_Aim_:
Reproduce the listing below verbatim.

========

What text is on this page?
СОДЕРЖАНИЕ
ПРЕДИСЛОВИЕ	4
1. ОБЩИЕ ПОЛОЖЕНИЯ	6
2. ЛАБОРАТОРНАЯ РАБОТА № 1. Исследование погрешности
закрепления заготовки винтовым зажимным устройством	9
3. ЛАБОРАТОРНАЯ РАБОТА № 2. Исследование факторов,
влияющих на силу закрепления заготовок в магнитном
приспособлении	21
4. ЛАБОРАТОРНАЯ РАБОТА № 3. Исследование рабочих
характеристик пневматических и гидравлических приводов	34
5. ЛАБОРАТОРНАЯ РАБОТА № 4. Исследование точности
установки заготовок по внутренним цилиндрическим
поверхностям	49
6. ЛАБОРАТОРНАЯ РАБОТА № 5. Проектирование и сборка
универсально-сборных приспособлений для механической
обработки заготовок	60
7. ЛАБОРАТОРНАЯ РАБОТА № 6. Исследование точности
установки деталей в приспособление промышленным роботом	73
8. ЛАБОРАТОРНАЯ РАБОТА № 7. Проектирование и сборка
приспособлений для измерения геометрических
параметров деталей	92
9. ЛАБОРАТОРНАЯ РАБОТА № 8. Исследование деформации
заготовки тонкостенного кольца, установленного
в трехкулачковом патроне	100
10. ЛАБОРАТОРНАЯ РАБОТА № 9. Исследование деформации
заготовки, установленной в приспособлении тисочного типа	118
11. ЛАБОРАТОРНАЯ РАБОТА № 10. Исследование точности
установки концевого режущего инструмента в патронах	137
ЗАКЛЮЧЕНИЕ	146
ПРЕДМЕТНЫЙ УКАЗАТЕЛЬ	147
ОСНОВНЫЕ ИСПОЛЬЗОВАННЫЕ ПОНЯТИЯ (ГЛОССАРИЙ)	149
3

========

_Complete output_:
What text is on this page?
СОДЕРЖАНИЕ
ПРЕДИСЛОВИЕ	4
1. ОБЩИЕ ПОЛОЖЕНИЯ	6
2. ЛАБОРАТОРНАЯ РАБОТА № 1. Исследование погрешности
закрепления заготовки винтовым зажимным устройством	9
3. ЛАБОРАТОРНАЯ РАБОТА № 2. Исследование факторов,
влияющих на силу закрепления заготовок в магнитном
приспособлении	21
4. ЛАБОРАТОРНАЯ РАБОТА № 3. Исследование рабочих
характеристик пневматических и гидравлических приводов	34
5. ЛАБОРАТОРНАЯ РАБОТА № 4. Исследование точности
установки заготовок по внутренним цилиндрическим
поверхностям	49
6. ЛАБОРАТОРНАЯ РАБОТА № 5. Проектирование и сборка
универсально-сборных приспособлений для механической
обработки заготовок	60
7. ЛАБОРАТОРНАЯ РАБОТА № 6. Исследование точности
установки деталей в приспособление промышленным роботом	73
8. ЛАБОРАТОРНАЯ РАБОТА № 7. Проектирование и сборка
приспособлений для измерения геометрических
параметров деталей	92
9. ЛАБОРАТОРНАЯ РАБОТА № 8. Исследование деформации
заготовки тонкостенного кольца, установленного
в трехкулачковом патроне	100
10. ЛАБОРАТОРНАЯ РАБОТА № 9. Исследование деформации
заготовки, установленной в приспособлении тисочного типа	118
11. ЛАБОРАТОРНАЯ РАБОТА № 10. Исследование точности
установки концевого режущего инструмента в патронах	137
ЗАКЛЮЧЕНИЕ	146
ПРЕДМЕТНЫЙ УКАЗАТЕЛЬ	147
ОСНОВНЫЕ ИСПОЛЬЗОВАННЫЕ ПОНЯТИЯ (ГЛОССАРИЙ)	149
3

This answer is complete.